§ BRIEF:
Extract all of the entries and set them down verbatim.

• • • • •

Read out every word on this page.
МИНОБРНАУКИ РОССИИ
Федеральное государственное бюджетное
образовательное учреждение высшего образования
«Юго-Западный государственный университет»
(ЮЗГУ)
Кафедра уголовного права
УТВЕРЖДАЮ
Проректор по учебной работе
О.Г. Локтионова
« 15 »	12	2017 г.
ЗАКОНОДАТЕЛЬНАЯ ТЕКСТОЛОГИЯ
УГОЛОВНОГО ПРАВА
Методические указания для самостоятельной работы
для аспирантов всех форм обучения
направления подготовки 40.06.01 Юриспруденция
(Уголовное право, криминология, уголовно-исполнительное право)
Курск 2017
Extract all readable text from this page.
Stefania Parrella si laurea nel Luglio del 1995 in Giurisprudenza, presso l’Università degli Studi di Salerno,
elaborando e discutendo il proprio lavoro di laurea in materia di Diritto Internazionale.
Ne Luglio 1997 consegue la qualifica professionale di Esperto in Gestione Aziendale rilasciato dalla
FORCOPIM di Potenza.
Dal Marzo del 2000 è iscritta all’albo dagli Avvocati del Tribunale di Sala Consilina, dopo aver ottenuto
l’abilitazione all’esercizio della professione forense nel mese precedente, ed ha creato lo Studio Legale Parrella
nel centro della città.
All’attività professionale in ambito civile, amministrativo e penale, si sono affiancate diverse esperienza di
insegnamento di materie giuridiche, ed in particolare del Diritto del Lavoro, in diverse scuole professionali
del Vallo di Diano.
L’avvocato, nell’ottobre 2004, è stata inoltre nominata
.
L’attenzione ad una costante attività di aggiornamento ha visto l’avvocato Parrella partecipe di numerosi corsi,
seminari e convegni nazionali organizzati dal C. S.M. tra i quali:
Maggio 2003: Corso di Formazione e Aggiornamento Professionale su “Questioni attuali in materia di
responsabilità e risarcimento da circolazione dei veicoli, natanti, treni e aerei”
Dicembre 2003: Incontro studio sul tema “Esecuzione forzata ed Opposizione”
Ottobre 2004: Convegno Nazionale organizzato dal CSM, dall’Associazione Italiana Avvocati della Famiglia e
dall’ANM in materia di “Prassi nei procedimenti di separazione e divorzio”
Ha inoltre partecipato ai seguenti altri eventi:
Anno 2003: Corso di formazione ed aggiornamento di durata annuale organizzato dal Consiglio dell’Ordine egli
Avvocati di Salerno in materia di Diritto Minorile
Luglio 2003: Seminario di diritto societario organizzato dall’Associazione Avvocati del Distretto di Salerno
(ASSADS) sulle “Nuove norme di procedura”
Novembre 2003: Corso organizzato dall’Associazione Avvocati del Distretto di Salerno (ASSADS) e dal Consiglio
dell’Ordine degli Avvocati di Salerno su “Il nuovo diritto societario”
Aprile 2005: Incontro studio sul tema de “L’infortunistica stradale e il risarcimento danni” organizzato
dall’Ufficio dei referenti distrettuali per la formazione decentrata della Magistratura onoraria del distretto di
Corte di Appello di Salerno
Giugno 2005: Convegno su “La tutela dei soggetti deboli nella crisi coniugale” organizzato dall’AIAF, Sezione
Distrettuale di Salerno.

• • • • •

§ CORRECT ANSWER:
Read out every word on this page.
МИНОБРНАУКИ РОССИИ
Федеральное государственное бюджетное
образовательное учреждение высшего образования
«Юго-Западный государственный университет»
(ЮЗГУ)
Кафедра уголовного права
УТВЕРЖДАЮ
Проректор по учебной работе
О.Г. Локтионова
« 15 »	12	2017 г.
ЗАКОНОДАТЕЛЬНАЯ ТЕКСТОЛОГИЯ
УГОЛОВНОГО ПРАВА
Методические указания для самостоятельной работы
для аспирантов всех форм обучения
направления подготовки 40.06.01 Юриспруденция
(Уголовное право, криминология, уголовно-исполнительное право)
Курск 2017
Extract all readable text from this page.
Stefania Parrella si laurea nel Luglio del 1995 in Giurisprudenza, presso l’Università degli Studi di Salerno,
elaborando e discutendo il proprio lavoro di laurea in materia di Diritto Internazionale.
Ne Luglio 1997 consegue la qualifica professionale di Esperto in Gestione Aziendale rilasciato dalla
FORCOPIM di Potenza.
Dal Marzo del 2000 è iscritta all’albo dagli Avvocati del Tribunale di Sala Consilina, dopo aver ottenuto
l’abilitazione all’esercizio della professione forense nel mese precedente, ed ha creato lo Studio Legale Parrella
nel centro della città.
All’attività professionale in ambito civile, amministrativo e penale, si sono affiancate diverse esperienza di
insegnamento di materie giuridiche, ed in particolare del Diritto del Lavoro, in diverse scuole professionali
del Vallo di Diano.
L’avvocato, nell’ottobre 2004, è stata inoltre nominata
.
L’attenzione ad una costante attività di aggiornamento ha visto l’avvocato Parrella partecipe di numerosi corsi,
seminari e convegni nazionali organizzati dal C. S.M. tra i quali:
Maggio 2003: Corso di Formazione e Aggiornamento Professionale su “Questioni attuali in materia di
responsabilità e risarcimento da circolazione dei veicoli, natanti, treni e aerei”
Dicembre 2003: Incontro studio sul tema “Esecuzione forzata ed Opposizione”
Ottobre 2004: Convegno Nazionale organizzato dal CSM, dall’Associazione Italiana Avvocati della Famiglia e
dall’ANM in materia di “Prassi nei procedimenti di separazione e divorzio”
Ha inoltre partecipato ai seguenti altri eventi:
Anno 2003: Corso di formazione ed aggiornamento di durata annuale organizzato dal Consiglio dell’Ordine egli
Avvocati di Salerno in materia di Diritto Minorile
Luglio 2003: Seminario di diritto societario organizzato dall’Associazione Avvocati del Distretto di Salerno
(ASSADS) sulle “Nuove norme di procedura”
Novembre 2003: Corso organizzato dall’Associazione Avvocati del Distretto di Salerno (ASSADS) e dal Consiglio
dell’Ordine degli Avvocati di Salerno su “Il nuovo diritto societario”
Aprile 2005: Incontro studio sul tema de “L’infortunistica stradale e il risarcimento danni” organizzato
dall’Ufficio dei referenti distrettuali per la formazione decentrata della Magistratura onoraria del distretto di
Corte di Appello di Salerno
Giugno 2005: Convegno su “La tutela dei soggetti deboli nella crisi coniugale” organizzato dall’AIAF, Sezione
Distrettuale di Salerno.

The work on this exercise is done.